[Dataset records on visual material]
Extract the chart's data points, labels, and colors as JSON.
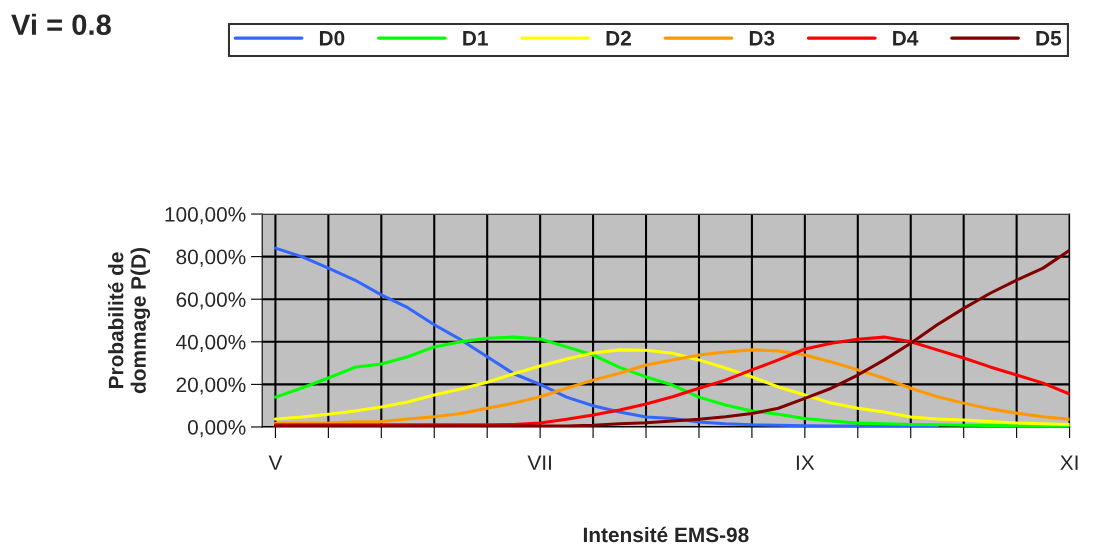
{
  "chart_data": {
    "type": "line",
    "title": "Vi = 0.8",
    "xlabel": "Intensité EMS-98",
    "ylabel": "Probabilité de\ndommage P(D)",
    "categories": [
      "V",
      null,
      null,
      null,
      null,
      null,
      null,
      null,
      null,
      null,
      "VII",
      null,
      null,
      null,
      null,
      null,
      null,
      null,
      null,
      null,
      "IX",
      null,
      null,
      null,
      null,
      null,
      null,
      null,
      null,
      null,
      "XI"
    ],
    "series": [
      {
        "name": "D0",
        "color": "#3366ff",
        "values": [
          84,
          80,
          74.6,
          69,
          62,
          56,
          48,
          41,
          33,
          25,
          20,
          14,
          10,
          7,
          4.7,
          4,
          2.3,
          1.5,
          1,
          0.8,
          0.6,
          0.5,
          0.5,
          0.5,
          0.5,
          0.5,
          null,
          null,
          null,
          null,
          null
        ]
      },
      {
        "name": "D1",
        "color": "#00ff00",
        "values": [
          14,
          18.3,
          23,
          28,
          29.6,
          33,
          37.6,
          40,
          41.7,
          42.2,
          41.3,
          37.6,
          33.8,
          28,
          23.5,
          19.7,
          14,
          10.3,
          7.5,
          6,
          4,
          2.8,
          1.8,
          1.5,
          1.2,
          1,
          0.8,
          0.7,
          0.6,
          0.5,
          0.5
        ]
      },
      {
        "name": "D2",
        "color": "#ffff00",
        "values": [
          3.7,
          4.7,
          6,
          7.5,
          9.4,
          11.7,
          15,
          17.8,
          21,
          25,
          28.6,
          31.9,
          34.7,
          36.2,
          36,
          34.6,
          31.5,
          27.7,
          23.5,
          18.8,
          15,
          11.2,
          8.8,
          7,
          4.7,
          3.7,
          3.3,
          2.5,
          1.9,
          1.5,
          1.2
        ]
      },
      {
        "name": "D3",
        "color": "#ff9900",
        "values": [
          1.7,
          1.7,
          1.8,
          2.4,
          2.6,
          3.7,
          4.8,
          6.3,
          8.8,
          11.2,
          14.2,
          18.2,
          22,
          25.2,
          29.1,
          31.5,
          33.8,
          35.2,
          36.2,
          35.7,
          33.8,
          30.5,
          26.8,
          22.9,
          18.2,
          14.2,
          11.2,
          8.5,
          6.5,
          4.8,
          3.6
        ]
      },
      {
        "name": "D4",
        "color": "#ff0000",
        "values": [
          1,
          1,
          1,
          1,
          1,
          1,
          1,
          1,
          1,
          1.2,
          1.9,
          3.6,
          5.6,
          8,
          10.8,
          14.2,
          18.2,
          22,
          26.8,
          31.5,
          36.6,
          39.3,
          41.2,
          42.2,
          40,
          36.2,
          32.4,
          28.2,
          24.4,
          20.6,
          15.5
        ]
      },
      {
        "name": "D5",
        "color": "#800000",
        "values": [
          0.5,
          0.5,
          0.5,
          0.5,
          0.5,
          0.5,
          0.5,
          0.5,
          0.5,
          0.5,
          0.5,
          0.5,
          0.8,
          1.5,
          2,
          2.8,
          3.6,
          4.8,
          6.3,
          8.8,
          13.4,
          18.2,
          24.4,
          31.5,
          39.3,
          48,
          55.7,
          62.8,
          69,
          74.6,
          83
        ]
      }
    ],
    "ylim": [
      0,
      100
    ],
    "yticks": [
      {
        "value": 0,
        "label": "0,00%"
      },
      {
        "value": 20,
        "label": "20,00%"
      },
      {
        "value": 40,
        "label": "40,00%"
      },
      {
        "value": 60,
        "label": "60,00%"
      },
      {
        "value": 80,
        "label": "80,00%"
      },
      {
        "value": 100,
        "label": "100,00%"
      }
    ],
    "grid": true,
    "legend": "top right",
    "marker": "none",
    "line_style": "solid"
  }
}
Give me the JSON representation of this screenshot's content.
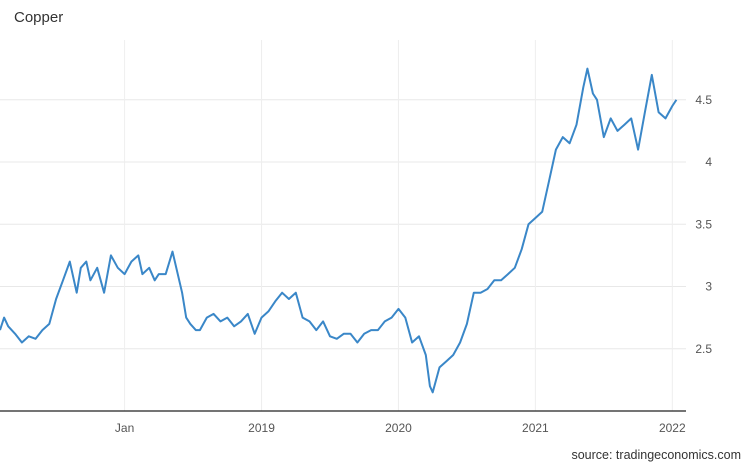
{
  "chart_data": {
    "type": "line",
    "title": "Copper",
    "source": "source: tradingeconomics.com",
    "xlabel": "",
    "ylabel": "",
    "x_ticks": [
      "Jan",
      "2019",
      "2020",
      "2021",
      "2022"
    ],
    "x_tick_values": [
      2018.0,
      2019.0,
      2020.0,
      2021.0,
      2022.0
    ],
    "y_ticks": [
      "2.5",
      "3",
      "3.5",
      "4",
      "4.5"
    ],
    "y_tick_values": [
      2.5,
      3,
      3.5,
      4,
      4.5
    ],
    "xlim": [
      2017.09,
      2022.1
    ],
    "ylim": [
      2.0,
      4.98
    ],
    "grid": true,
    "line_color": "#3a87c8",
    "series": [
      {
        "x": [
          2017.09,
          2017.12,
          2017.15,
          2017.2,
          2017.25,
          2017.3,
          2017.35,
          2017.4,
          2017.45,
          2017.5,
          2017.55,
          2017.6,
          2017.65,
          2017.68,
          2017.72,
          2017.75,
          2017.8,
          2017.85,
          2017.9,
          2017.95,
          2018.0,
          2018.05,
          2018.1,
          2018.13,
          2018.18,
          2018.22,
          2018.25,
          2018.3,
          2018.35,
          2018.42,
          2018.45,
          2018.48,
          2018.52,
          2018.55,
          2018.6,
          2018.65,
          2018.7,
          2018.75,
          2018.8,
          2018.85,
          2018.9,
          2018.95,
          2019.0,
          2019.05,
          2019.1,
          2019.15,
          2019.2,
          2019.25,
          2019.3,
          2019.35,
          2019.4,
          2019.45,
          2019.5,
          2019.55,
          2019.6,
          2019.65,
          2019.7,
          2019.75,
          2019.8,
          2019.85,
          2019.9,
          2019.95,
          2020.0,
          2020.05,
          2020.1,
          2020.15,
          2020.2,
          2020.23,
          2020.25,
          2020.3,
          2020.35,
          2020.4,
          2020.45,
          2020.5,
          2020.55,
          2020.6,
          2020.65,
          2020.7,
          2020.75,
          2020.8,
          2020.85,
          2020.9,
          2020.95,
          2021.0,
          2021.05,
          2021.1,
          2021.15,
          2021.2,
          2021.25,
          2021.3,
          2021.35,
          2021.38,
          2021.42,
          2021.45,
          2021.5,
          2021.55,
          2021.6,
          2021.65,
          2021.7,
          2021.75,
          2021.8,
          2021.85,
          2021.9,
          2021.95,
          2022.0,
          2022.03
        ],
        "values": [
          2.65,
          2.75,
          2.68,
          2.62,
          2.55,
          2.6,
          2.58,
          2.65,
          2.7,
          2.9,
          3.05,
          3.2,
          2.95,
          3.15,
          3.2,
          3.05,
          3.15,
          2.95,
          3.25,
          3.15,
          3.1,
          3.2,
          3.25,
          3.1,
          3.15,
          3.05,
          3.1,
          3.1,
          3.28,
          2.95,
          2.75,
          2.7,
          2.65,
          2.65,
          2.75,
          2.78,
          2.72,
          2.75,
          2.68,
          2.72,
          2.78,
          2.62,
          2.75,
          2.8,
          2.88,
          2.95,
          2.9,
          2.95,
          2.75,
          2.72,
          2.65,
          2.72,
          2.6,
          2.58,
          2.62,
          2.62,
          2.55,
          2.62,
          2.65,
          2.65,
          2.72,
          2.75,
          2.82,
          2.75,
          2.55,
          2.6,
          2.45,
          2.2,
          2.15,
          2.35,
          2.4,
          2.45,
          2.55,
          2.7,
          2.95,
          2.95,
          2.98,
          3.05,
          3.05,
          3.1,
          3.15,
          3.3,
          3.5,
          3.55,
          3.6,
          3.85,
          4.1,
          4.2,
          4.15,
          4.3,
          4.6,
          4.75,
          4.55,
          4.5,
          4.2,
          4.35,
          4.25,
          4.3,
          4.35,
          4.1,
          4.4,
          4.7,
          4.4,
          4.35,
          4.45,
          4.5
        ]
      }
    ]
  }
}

| Given instruction |
In the records above, find the lines containing "ylabel" and copy them.

| Response for this exercise |
    "ylabel": "Probabilité de\ndommage P(D)",
    "ylabel": "",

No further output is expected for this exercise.